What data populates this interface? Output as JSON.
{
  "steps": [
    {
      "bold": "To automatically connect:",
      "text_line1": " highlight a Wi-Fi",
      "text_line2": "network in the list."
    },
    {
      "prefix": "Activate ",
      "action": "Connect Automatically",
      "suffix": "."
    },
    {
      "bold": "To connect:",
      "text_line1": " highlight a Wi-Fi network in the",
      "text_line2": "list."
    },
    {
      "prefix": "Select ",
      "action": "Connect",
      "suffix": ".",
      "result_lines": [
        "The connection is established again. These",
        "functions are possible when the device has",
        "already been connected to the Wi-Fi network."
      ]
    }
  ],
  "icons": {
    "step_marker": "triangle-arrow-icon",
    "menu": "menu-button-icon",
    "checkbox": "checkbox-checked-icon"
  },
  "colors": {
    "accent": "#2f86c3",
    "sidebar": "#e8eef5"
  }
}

§ §

From the records above, extract every entry verbatim.

**Expected answer**:
What data populates this interface? Output as JSON.
{
  "steps": [
    {
      "bold": "To automatically connect:",
      "text_line1": " highlight a Wi-Fi",
      "text_line2": "network in the list."
    },
    {
      "prefix": "Activate ",
      "action": "Connect Automatically",
      "suffix": "."
    },
    {
      "bold": "To connect:",
      "text_line1": " highlight a Wi-Fi network in the",
      "text_line2": "list."
    },
    {
      "prefix": "Select ",
      "action": "Connect",
      "suffix": ".",
      "result_lines": [
        "The connection is established again. These",
        "functions are possible when the device has",
        "already been connected to the Wi-Fi network."
      ]
    }
  ],
  "icons": {
    "step_marker": "triangle-arrow-icon",
    "menu": "menu-button-icon",
    "checkbox": "checkbox-checked-icon"
  },
  "colors": {
    "accent": "#2f86c3",
    "sidebar": "#e8eef5"
  }
}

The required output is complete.